#### Material for this exercise

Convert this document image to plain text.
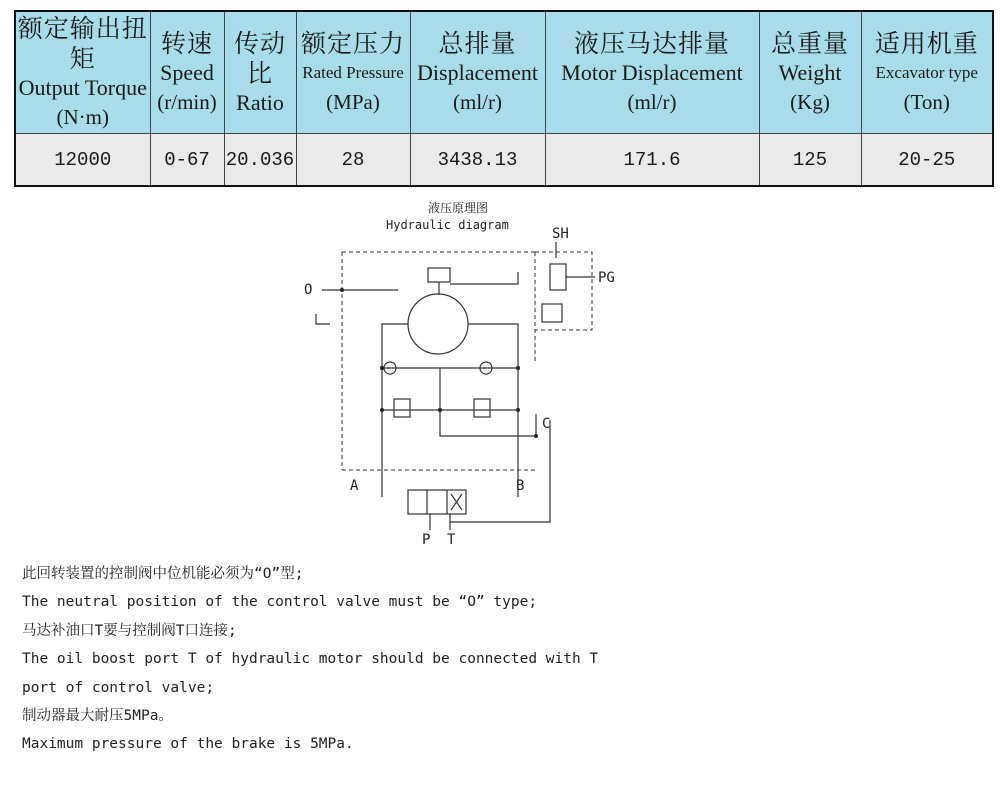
额定输出扭矩
Output Torque
(N·m)	转速
Speed
(r/min)	传动比
Ratio	额定压力
Rated Pressure
(MPa)	总排量
Displacement
(ml/r)	液压马达排量
Motor Displacement
(ml/r)	总重量
Weight
(Kg)	适用机重
Excavator type
(Ton)

12000	0-67	20.036	28	3438.13	171.6	125	20-25
液压原理图
Hydraulic diagram
O
SH
PG
C
A	B
P T
此回转装置的控制阀中位机能必须为“O”型;
The neutral position of the control valve must be “O” type;
马达补油口T要与控制阀T口连接;
The oil boost port T of hydraulic motor should be connected with T
port of control valve;
制动器最大耐压5MPa。
Maximum pressure of the brake is 5MPa.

########

What to produce – Set the entries down again exactly. Do not include the images.

Solution below –
Convert this document image to plain text.
额定输出扭矩
Output Torque
(N·m)	转速
Speed
(r/min)	传动比
Ratio	额定压力
Rated Pressure
(MPa)	总排量
Displacement
(ml/r)	液压马达排量
Motor Displacement
(ml/r)	总重量
Weight
(Kg)	适用机重
Excavator type
(Ton)

12000	0-67	20.036	28	3438.13	171.6	125	20-25
液压原理图
Hydraulic diagram
O
SH
PG
C
A	B
P T
此回转装置的控制阀中位机能必须为“O”型;
The neutral position of the control valve must be “O” type;
马达补油口T要与控制阀T口连接;
The oil boost port T of hydraulic motor should be connected with T
port of control valve;
制动器最大耐压5MPa。
Maximum pressure of the brake is 5MPa.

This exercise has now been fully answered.